> **Stated problem**
Look through the data for the string "Path". Copy every line where it is found.

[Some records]

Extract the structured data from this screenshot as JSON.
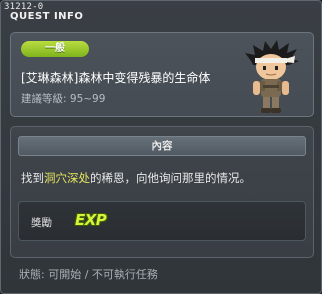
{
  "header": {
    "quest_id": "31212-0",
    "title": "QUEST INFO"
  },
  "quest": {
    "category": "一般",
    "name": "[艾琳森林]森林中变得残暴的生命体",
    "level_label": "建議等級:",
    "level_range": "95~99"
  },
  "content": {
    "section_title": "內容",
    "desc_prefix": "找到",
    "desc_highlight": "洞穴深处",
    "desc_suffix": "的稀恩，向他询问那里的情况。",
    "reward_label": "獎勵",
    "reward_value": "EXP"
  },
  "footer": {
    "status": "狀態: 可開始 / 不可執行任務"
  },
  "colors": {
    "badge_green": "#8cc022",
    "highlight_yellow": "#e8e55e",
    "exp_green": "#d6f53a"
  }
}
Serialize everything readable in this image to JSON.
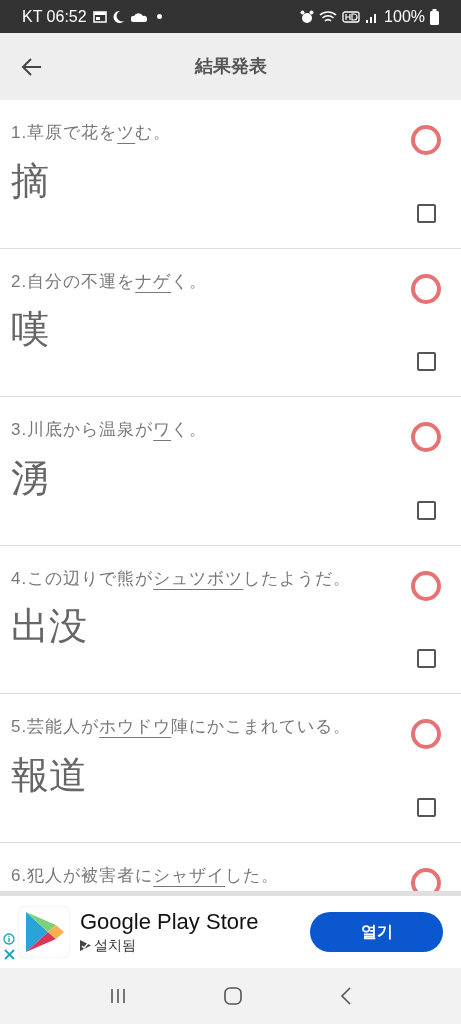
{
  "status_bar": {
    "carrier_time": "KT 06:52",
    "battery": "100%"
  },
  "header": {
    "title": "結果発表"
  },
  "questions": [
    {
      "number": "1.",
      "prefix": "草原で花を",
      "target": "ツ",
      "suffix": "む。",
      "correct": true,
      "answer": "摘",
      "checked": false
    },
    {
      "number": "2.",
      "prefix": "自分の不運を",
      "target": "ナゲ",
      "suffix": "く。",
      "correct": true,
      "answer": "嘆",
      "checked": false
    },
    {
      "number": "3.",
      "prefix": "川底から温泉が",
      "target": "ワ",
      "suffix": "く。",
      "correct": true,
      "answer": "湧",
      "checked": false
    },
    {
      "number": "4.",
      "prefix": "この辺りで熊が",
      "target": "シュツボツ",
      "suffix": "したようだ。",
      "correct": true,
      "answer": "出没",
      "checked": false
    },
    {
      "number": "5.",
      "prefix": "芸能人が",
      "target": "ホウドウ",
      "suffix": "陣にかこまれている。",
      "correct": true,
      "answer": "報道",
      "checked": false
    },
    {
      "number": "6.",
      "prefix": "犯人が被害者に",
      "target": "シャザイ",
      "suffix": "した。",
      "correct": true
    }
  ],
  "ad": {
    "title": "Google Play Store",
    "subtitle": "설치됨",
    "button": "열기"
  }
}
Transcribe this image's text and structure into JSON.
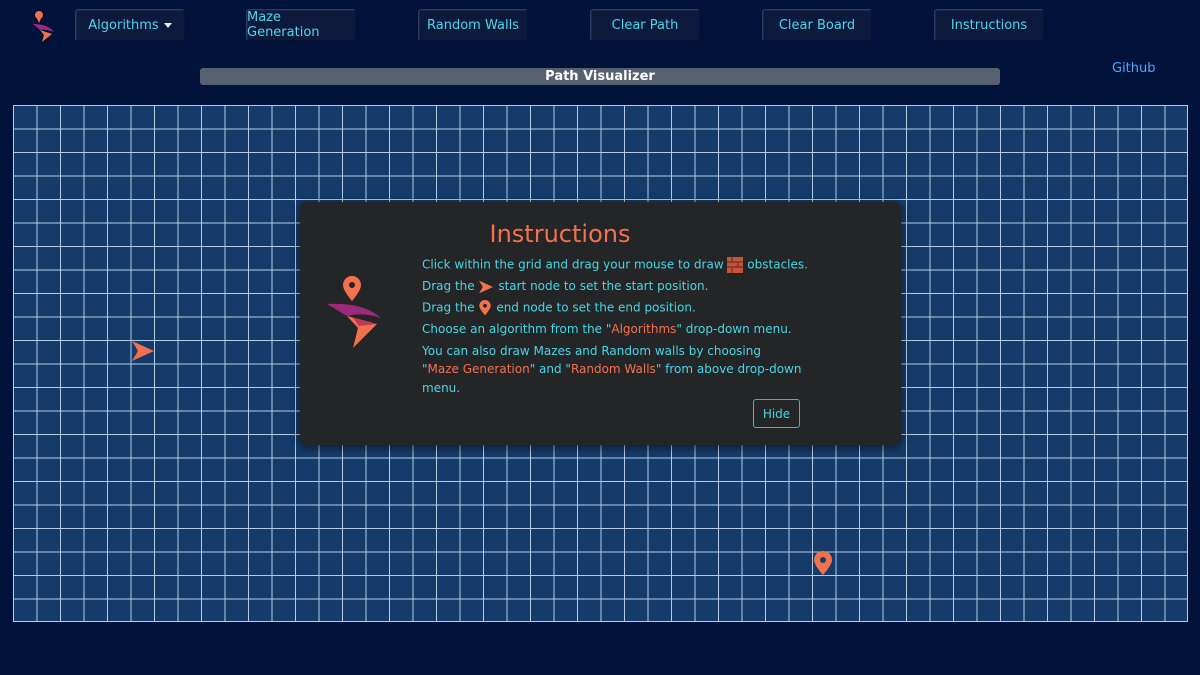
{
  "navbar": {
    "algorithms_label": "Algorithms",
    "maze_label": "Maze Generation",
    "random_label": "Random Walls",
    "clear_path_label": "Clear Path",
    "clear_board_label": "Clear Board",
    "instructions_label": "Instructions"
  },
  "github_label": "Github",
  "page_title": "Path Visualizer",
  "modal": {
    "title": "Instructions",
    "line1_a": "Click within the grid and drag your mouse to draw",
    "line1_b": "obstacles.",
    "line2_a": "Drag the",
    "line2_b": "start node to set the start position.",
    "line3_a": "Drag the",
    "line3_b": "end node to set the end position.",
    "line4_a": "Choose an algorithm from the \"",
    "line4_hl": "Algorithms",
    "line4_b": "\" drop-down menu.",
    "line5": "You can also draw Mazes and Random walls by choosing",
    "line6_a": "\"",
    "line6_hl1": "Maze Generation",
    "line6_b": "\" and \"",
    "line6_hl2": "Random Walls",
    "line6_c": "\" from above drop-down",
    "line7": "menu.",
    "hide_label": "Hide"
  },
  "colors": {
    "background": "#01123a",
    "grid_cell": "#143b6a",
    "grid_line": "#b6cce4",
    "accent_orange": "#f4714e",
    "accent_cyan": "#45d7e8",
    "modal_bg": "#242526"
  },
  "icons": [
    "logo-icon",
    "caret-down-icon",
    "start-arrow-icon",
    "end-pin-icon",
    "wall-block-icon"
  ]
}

==

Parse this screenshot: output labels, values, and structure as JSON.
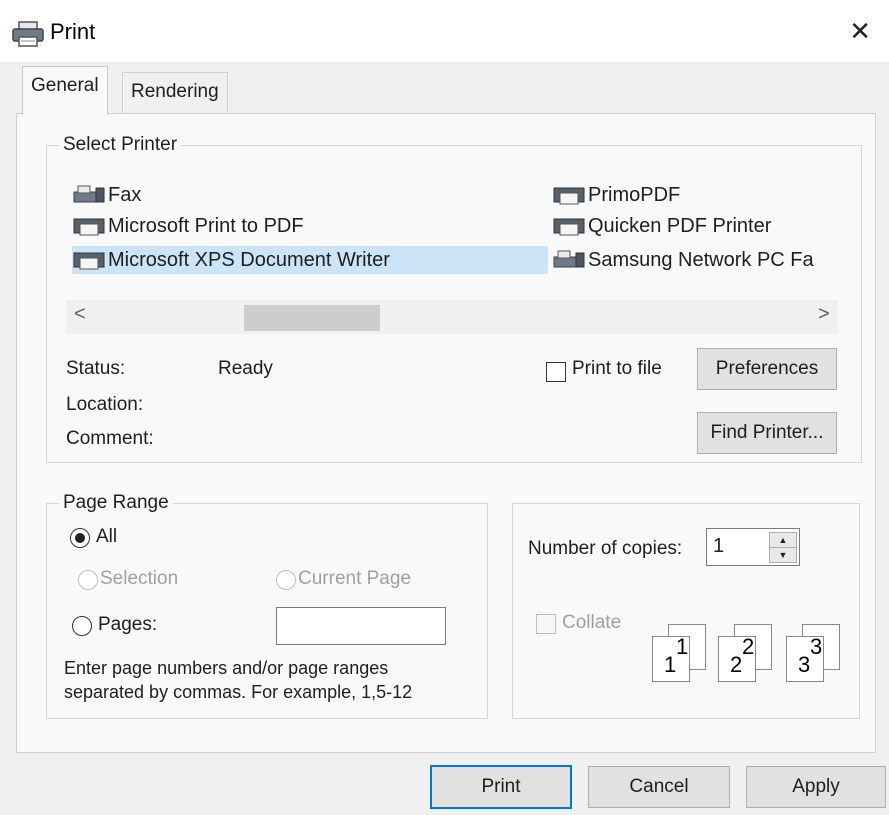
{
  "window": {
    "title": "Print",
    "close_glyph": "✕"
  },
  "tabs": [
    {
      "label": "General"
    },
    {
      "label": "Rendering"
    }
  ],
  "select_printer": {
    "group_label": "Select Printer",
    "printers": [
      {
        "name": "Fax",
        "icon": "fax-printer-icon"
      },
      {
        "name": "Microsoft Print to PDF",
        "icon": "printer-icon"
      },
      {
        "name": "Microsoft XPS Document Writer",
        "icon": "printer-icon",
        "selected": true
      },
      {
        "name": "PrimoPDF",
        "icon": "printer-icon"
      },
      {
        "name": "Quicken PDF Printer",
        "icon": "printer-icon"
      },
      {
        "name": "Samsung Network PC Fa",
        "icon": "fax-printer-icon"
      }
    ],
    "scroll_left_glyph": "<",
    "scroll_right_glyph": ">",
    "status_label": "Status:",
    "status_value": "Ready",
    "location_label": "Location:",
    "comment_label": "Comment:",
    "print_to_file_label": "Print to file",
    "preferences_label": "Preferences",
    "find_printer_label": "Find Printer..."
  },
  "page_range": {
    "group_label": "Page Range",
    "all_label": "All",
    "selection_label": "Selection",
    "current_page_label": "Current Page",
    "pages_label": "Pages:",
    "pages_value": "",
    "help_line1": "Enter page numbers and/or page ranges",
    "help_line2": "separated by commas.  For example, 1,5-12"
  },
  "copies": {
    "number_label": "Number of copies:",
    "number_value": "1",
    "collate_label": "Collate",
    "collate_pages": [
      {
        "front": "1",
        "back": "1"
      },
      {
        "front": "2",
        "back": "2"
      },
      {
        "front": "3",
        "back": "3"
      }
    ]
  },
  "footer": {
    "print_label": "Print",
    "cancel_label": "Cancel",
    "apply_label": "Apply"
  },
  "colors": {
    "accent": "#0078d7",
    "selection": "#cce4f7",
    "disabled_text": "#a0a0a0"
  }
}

> **Task result**
    "clear_path_label": "Clear Path",
  "page_title": "Path Visualizer",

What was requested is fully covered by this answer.